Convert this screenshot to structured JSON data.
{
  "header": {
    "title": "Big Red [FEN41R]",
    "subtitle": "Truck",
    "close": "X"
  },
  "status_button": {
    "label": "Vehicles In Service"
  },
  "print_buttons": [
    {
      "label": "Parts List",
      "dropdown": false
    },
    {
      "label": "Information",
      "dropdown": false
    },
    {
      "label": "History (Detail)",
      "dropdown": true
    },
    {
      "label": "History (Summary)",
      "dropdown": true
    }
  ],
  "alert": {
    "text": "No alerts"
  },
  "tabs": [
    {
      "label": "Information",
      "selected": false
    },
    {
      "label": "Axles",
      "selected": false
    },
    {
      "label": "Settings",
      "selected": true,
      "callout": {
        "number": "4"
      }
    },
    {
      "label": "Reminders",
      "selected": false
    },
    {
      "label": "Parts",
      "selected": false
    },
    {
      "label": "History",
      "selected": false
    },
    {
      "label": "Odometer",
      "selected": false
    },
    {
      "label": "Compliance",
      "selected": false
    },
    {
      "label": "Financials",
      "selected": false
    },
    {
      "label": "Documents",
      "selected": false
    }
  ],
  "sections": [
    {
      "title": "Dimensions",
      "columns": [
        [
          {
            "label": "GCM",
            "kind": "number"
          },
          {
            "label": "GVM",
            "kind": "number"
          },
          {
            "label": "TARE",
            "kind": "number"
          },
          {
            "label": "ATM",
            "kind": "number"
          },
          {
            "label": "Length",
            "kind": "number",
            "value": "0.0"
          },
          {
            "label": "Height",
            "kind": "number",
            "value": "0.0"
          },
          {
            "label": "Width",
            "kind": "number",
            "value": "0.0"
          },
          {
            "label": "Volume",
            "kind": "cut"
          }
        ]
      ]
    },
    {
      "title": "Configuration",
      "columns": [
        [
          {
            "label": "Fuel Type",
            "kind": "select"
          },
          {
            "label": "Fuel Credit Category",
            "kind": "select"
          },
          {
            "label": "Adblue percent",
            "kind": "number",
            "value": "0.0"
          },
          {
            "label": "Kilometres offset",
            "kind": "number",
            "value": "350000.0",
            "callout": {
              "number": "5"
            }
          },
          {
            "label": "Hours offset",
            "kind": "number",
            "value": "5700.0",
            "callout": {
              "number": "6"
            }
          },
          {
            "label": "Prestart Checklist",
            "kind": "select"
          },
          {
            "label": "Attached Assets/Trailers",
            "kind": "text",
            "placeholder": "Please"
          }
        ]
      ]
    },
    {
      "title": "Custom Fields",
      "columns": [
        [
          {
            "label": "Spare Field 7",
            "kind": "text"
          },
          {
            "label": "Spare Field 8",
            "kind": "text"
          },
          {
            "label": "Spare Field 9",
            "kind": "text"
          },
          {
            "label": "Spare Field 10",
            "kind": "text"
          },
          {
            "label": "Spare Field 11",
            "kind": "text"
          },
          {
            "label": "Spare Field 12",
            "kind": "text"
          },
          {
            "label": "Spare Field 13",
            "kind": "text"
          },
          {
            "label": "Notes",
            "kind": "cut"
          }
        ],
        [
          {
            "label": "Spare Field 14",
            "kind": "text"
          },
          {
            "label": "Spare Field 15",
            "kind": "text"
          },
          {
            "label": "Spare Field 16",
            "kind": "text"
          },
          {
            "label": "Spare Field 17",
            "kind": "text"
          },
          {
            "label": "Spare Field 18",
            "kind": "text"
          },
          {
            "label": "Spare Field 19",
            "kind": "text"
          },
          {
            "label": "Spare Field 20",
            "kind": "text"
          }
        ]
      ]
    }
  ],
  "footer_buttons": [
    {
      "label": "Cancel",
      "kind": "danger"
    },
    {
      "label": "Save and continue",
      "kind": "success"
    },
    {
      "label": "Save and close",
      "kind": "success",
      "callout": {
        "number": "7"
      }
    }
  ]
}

——

__What you will do__
Quote the data above in full, changing nothing.

__Output for this exercise__
Convert this screenshot to structured JSON data.
{
  "header": {
    "title": "Big Red [FEN41R]",
    "subtitle": "Truck",
    "close": "X"
  },
  "status_button": {
    "label": "Vehicles In Service"
  },
  "print_buttons": [
    {
      "label": "Parts List",
      "dropdown": false
    },
    {
      "label": "Information",
      "dropdown": false
    },
    {
      "label": "History (Detail)",
      "dropdown": true
    },
    {
      "label": "History (Summary)",
      "dropdown": true
    }
  ],
  "alert": {
    "text": "No alerts"
  },
  "tabs": [
    {
      "label": "Information",
      "selected": false
    },
    {
      "label": "Axles",
      "selected": false
    },
    {
      "label": "Settings",
      "selected": true,
      "callout": {
        "number": "4"
      }
    },
    {
      "label": "Reminders",
      "selected": false
    },
    {
      "label": "Parts",
      "selected": false
    },
    {
      "label": "History",
      "selected": false
    },
    {
      "label": "Odometer",
      "selected": false
    },
    {
      "label": "Compliance",
      "selected": false
    },
    {
      "label": "Financials",
      "selected": false
    },
    {
      "label": "Documents",
      "selected": false
    }
  ],
  "sections": [
    {
      "title": "Dimensions",
      "columns": [
        [
          {
            "label": "GCM",
            "kind": "number"
          },
          {
            "label": "GVM",
            "kind": "number"
          },
          {
            "label": "TARE",
            "kind": "number"
          },
          {
            "label": "ATM",
            "kind": "number"
          },
          {
            "label": "Length",
            "kind": "number",
            "value": "0.0"
          },
          {
            "label": "Height",
            "kind": "number",
            "value": "0.0"
          },
          {
            "label": "Width",
            "kind": "number",
            "value": "0.0"
          },
          {
            "label": "Volume",
            "kind": "cut"
          }
        ]
      ]
    },
    {
      "title": "Configuration",
      "columns": [
        [
          {
            "label": "Fuel Type",
            "kind": "select"
          },
          {
            "label": "Fuel Credit Category",
            "kind": "select"
          },
          {
            "label": "Adblue percent",
            "kind": "number",
            "value": "0.0"
          },
          {
            "label": "Kilometres offset",
            "kind": "number",
            "value": "350000.0",
            "callout": {
              "number": "5"
            }
          },
          {
            "label": "Hours offset",
            "kind": "number",
            "value": "5700.0",
            "callout": {
              "number": "6"
            }
          },
          {
            "label": "Prestart Checklist",
            "kind": "select"
          },
          {
            "label": "Attached Assets/Trailers",
            "kind": "text",
            "placeholder": "Please"
          }
        ]
      ]
    },
    {
      "title": "Custom Fields",
      "columns": [
        [
          {
            "label": "Spare Field 7",
            "kind": "text"
          },
          {
            "label": "Spare Field 8",
            "kind": "text"
          },
          {
            "label": "Spare Field 9",
            "kind": "text"
          },
          {
            "label": "Spare Field 10",
            "kind": "text"
          },
          {
            "label": "Spare Field 11",
            "kind": "text"
          },
          {
            "label": "Spare Field 12",
            "kind": "text"
          },
          {
            "label": "Spare Field 13",
            "kind": "text"
          },
          {
            "label": "Notes",
            "kind": "cut"
          }
        ],
        [
          {
            "label": "Spare Field 14",
            "kind": "text"
          },
          {
            "label": "Spare Field 15",
            "kind": "text"
          },
          {
            "label": "Spare Field 16",
            "kind": "text"
          },
          {
            "label": "Spare Field 17",
            "kind": "text"
          },
          {
            "label": "Spare Field 18",
            "kind": "text"
          },
          {
            "label": "Spare Field 19",
            "kind": "text"
          },
          {
            "label": "Spare Field 20",
            "kind": "text"
          }
        ]
      ]
    }
  ],
  "footer_buttons": [
    {
      "label": "Cancel",
      "kind": "danger"
    },
    {
      "label": "Save and continue",
      "kind": "success"
    },
    {
      "label": "Save and close",
      "kind": "success",
      "callout": {
        "number": "7"
      }
    }
  ]
}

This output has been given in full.